--- BEGIN ---
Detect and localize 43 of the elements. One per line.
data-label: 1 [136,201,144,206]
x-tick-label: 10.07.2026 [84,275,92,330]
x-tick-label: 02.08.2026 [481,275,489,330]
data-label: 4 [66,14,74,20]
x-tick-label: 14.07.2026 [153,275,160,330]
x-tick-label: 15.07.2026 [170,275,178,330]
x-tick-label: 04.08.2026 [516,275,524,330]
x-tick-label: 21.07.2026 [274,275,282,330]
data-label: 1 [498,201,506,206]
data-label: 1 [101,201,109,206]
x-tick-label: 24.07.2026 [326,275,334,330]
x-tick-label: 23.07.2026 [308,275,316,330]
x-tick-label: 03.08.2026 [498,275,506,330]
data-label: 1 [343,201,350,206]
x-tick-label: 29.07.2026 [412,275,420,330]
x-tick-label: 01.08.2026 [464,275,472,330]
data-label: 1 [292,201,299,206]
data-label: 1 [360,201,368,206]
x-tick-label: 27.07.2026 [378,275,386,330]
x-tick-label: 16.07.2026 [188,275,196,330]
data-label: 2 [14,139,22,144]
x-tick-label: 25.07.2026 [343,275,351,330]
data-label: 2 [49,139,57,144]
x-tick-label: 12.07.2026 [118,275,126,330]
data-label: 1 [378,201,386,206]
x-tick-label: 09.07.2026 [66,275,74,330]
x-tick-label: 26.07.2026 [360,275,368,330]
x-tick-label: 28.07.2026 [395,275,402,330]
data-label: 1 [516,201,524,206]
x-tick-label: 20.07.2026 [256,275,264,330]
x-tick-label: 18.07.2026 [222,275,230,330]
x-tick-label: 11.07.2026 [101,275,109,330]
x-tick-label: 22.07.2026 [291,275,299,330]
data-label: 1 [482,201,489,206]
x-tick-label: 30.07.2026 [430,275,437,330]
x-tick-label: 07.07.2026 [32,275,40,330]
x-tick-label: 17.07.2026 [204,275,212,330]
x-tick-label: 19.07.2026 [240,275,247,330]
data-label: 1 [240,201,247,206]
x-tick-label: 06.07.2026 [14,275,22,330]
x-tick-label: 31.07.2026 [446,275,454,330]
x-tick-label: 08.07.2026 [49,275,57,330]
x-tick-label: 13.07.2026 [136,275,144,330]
--- END ---
(Your task): Print the lines of the records above from the very first one through the line containing "x-tick-label: 04.08.2026 [516,275,524,330]", including that line, and copy each one without any change.

(Solution to this exercise):
Detect and localize 43 of the elements. One per line.
data-label: 1 [136,201,144,206]
x-tick-label: 10.07.2026 [84,275,92,330]
x-tick-label: 02.08.2026 [481,275,489,330]
data-label: 4 [66,14,74,20]
x-tick-label: 14.07.2026 [153,275,160,330]
x-tick-label: 15.07.2026 [170,275,178,330]
x-tick-label: 04.08.2026 [516,275,524,330]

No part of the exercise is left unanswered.